TO BE DONE >> Look at the entries below and reproduce them exactly.

○ ○ ○ ○ ○ ○ ○

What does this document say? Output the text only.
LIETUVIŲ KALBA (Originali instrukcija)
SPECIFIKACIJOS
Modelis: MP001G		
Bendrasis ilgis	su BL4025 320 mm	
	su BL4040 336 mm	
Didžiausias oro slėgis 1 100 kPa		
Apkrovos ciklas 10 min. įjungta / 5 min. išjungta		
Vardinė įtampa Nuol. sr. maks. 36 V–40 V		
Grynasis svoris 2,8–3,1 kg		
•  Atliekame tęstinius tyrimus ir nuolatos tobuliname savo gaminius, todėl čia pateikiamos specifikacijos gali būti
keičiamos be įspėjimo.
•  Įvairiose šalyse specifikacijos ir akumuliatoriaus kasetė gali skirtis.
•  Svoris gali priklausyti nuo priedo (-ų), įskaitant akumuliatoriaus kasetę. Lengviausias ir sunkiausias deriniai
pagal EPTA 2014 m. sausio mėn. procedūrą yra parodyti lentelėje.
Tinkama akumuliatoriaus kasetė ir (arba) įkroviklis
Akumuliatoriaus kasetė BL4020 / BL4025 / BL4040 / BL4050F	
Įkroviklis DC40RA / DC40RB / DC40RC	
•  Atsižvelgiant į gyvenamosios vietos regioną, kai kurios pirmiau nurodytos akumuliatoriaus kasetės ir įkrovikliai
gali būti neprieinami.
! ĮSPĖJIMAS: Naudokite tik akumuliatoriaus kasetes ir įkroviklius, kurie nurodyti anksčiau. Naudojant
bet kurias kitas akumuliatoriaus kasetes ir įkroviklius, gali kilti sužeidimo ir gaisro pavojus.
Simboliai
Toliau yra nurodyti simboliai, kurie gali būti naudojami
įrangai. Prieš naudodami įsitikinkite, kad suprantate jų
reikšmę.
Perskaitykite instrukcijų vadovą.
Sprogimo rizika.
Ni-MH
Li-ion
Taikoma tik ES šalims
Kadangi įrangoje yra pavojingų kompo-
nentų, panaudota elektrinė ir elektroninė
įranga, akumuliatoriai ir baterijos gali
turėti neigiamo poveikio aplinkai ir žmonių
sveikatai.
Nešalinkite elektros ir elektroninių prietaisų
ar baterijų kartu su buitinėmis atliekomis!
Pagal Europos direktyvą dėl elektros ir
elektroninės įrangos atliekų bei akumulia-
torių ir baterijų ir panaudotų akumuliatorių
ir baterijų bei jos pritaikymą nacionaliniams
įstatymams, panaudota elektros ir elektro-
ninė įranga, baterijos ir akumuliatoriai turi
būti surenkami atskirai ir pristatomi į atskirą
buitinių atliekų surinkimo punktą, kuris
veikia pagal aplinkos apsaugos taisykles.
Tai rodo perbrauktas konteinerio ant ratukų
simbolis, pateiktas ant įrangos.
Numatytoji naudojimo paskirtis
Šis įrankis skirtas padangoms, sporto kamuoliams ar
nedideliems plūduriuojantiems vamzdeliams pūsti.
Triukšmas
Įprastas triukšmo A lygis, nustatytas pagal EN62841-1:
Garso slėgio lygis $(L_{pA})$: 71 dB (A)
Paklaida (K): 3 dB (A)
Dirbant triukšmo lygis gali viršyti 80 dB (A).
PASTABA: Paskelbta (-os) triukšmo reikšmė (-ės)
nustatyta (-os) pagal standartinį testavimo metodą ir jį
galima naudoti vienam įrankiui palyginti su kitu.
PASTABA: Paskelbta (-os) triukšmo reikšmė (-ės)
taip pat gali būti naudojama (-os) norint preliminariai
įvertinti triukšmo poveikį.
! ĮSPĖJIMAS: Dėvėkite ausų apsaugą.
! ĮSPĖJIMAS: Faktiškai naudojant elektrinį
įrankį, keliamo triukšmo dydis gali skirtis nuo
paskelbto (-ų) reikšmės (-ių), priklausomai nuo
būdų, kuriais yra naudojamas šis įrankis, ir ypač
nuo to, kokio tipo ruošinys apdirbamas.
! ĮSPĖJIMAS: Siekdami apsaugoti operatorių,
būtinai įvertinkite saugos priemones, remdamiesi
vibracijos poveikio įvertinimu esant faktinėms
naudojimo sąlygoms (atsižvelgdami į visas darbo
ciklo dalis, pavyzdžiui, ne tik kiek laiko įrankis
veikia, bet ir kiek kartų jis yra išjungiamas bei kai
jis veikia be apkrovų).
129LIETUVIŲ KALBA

○ ○ ○ ○ ○ ○ ○

FINAL RESULT >>
What does this document say? Output the text only.
LIETUVIŲ KALBA (Originali instrukcija)
SPECIFIKACIJOS
Modelis: MP001G		
Bendrasis ilgis	su BL4025 320 mm	
	su BL4040 336 mm	
Didžiausias oro slėgis 1 100 kPa		
Apkrovos ciklas 10 min. įjungta / 5 min. išjungta		
Vardinė įtampa Nuol. sr. maks. 36 V–40 V		
Grynasis svoris 2,8–3,1 kg		
•  Atliekame tęstinius tyrimus ir nuolatos tobuliname savo gaminius, todėl čia pateikiamos specifikacijos gali būti
keičiamos be įspėjimo.
•  Įvairiose šalyse specifikacijos ir akumuliatoriaus kasetė gali skirtis.
•  Svoris gali priklausyti nuo priedo (-ų), įskaitant akumuliatoriaus kasetę. Lengviausias ir sunkiausias deriniai
pagal EPTA 2014 m. sausio mėn. procedūrą yra parodyti lentelėje.
Tinkama akumuliatoriaus kasetė ir (arba) įkroviklis
Akumuliatoriaus kasetė BL4020 / BL4025 / BL4040 / BL4050F	
Įkroviklis DC40RA / DC40RB / DC40RC	
•  Atsižvelgiant į gyvenamosios vietos regioną, kai kurios pirmiau nurodytos akumuliatoriaus kasetės ir įkrovikliai
gali būti neprieinami.
! ĮSPĖJIMAS: Naudokite tik akumuliatoriaus kasetes ir įkroviklius, kurie nurodyti anksčiau. Naudojant
bet kurias kitas akumuliatoriaus kasetes ir įkroviklius, gali kilti sužeidimo ir gaisro pavojus.
Simboliai
Toliau yra nurodyti simboliai, kurie gali būti naudojami
įrangai. Prieš naudodami įsitikinkite, kad suprantate jų
reikšmę.
Perskaitykite instrukcijų vadovą.
Sprogimo rizika.
Ni-MH
Li-ion
Taikoma tik ES šalims
Kadangi įrangoje yra pavojingų kompo-
nentų, panaudota elektrinė ir elektroninė
įranga, akumuliatoriai ir baterijos gali
turėti neigiamo poveikio aplinkai ir žmonių
sveikatai.
Nešalinkite elektros ir elektroninių prietaisų
ar baterijų kartu su buitinėmis atliekomis!
Pagal Europos direktyvą dėl elektros ir
elektroninės įrangos atliekų bei akumulia-
torių ir baterijų ir panaudotų akumuliatorių
ir baterijų bei jos pritaikymą nacionaliniams
įstatymams, panaudota elektros ir elektro-
ninė įranga, baterijos ir akumuliatoriai turi
būti surenkami atskirai ir pristatomi į atskirą
buitinių atliekų surinkimo punktą, kuris
veikia pagal aplinkos apsaugos taisykles.
Tai rodo perbrauktas konteinerio ant ratukų
simbolis, pateiktas ant įrangos.
Numatytoji naudojimo paskirtis
Šis įrankis skirtas padangoms, sporto kamuoliams ar
nedideliems plūduriuojantiems vamzdeliams pūsti.
Triukšmas
Įprastas triukšmo A lygis, nustatytas pagal EN62841-1:
Garso slėgio lygis $(L_{pA})$: 71 dB (A)
Paklaida (K): 3 dB (A)
Dirbant triukšmo lygis gali viršyti 80 dB (A).
PASTABA: Paskelbta (-os) triukšmo reikšmė (-ės)
nustatyta (-os) pagal standartinį testavimo metodą ir jį
galima naudoti vienam įrankiui palyginti su kitu.
PASTABA: Paskelbta (-os) triukšmo reikšmė (-ės)
taip pat gali būti naudojama (-os) norint preliminariai
įvertinti triukšmo poveikį.
! ĮSPĖJIMAS: Dėvėkite ausų apsaugą.
! ĮSPĖJIMAS: Faktiškai naudojant elektrinį
įrankį, keliamo triukšmo dydis gali skirtis nuo
paskelbto (-ų) reikšmės (-ių), priklausomai nuo
būdų, kuriais yra naudojamas šis įrankis, ir ypač
nuo to, kokio tipo ruošinys apdirbamas.
! ĮSPĖJIMAS: Siekdami apsaugoti operatorių,
būtinai įvertinkite saugos priemones, remdamiesi
vibracijos poveikio įvertinimu esant faktinėms
naudojimo sąlygoms (atsižvelgdami į visas darbo
ciklo dalis, pavyzdžiui, ne tik kiek laiko įrankis
veikia, bet ir kiek kartų jis yra išjungiamas bei kai
jis veikia be apkrovų).
129LIETUVIŲ KALBA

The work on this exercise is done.